■ What to work on: Reproduce all of the material exactly as shown.

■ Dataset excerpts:
____________________
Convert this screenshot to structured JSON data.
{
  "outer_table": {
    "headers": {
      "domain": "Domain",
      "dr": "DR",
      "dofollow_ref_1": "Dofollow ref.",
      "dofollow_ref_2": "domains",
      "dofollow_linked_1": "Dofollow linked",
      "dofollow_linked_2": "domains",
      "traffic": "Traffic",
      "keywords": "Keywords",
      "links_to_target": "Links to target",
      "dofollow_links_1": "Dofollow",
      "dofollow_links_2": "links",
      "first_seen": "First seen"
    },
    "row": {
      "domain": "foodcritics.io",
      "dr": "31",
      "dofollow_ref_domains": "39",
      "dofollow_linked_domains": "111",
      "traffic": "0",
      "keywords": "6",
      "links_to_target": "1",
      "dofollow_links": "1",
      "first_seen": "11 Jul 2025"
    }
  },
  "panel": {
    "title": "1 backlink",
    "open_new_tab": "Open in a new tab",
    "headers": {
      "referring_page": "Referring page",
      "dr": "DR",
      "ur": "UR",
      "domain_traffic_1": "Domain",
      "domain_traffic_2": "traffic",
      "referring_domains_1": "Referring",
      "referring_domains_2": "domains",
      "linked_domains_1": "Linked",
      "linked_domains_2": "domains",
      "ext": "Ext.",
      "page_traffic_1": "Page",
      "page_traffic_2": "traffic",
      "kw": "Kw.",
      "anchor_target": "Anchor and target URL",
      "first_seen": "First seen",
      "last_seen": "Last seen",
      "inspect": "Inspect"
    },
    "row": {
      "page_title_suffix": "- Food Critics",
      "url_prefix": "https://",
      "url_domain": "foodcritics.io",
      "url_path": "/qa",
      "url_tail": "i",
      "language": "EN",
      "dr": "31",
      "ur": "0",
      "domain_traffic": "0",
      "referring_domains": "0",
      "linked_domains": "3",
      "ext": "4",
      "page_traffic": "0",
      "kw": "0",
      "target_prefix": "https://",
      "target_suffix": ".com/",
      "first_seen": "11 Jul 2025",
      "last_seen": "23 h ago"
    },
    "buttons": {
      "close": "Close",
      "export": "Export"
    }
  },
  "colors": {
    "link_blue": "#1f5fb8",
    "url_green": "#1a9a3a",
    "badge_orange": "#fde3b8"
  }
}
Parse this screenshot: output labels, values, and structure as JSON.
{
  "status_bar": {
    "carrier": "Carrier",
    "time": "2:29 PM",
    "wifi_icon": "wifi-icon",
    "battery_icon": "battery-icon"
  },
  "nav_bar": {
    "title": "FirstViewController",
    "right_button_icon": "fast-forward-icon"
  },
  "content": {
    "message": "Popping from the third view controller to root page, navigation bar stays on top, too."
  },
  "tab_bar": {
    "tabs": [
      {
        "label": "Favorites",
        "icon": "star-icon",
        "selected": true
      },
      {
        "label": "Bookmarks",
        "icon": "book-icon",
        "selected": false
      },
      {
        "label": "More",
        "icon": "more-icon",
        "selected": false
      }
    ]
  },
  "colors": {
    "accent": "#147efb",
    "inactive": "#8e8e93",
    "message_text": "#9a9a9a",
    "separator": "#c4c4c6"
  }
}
____________________
■ Output of the exercise:
Convert this screenshot to structured JSON data.
{
  "outer_table": {
    "headers": {
      "domain": "Domain",
      "dr": "DR",
      "dofollow_ref_1": "Dofollow ref.",
      "dofollow_ref_2": "domains",
      "dofollow_linked_1": "Dofollow linked",
      "dofollow_linked_2": "domains",
      "traffic": "Traffic",
      "keywords": "Keywords",
      "links_to_target": "Links to target",
      "dofollow_links_1": "Dofollow",
      "dofollow_links_2": "links",
      "first_seen": "First seen"
    },
    "row": {
      "domain": "foodcritics.io",
      "dr": "31",
      "dofollow_ref_domains": "39",
      "dofollow_linked_domains": "111",
      "traffic": "0",
      "keywords": "6",
      "links_to_target": "1",
      "dofollow_links": "1",
      "first_seen": "11 Jul 2025"
    }
  },
  "panel": {
    "title": "1 backlink",
    "open_new_tab": "Open in a new tab",
    "headers": {
      "referring_page": "Referring page",
      "dr": "DR",
      "ur": "UR",
      "domain_traffic_1": "Domain",
      "domain_traffic_2": "traffic",
      "referring_domains_1": "Referring",
      "referring_domains_2": "domains",
      "linked_domains_1": "Linked",
      "linked_domains_2": "domains",
      "ext": "Ext.",
      "page_traffic_1": "Page",
      "page_traffic_2": "traffic",
      "kw": "Kw.",
      "anchor_target": "Anchor and target URL",
      "first_seen": "First seen",
      "last_seen": "Last seen",
      "inspect": "Inspect"
    },
    "row": {
      "page_title_suffix": "- Food Critics",
      "url_prefix": "https://",
      "url_domain": "foodcritics.io",
      "url_path": "/qa",
      "url_tail": "i",
      "language": "EN",
      "dr": "31",
      "ur": "0",
      "domain_traffic": "0",
      "referring_domains": "0",
      "linked_domains": "3",
      "ext": "4",
      "page_traffic": "0",
      "kw": "0",
      "target_prefix": "https://",
      "target_suffix": ".com/",
      "first_seen": "11 Jul 2025",
      "last_seen": "23 h ago"
    },
    "buttons": {
      "close": "Close",
      "export": "Export"
    }
  },
  "colors": {
    "link_blue": "#1f5fb8",
    "url_green": "#1a9a3a",
    "badge_orange": "#fde3b8"
  }
}
Parse this screenshot: output labels, values, and structure as JSON.
{
  "status_bar": {
    "carrier": "Carrier",
    "time": "2:29 PM",
    "wifi_icon": "wifi-icon",
    "battery_icon": "battery-icon"
  },
  "nav_bar": {
    "title": "FirstViewController",
    "right_button_icon": "fast-forward-icon"
  },
  "content": {
    "message": "Popping from the third view controller to root page, navigation bar stays on top, too."
  },
  "tab_bar": {
    "tabs": [
      {
        "label": "Favorites",
        "icon": "star-icon",
        "selected": true
      },
      {
        "label": "Bookmarks",
        "icon": "book-icon",
        "selected": false
      },
      {
        "label": "More",
        "icon": "more-icon",
        "selected": false
      }
    ]
  },
  "colors": {
    "accent": "#147efb",
    "inactive": "#8e8e93",
    "message_text": "#9a9a9a",
    "separator": "#c4c4c6"
  }
}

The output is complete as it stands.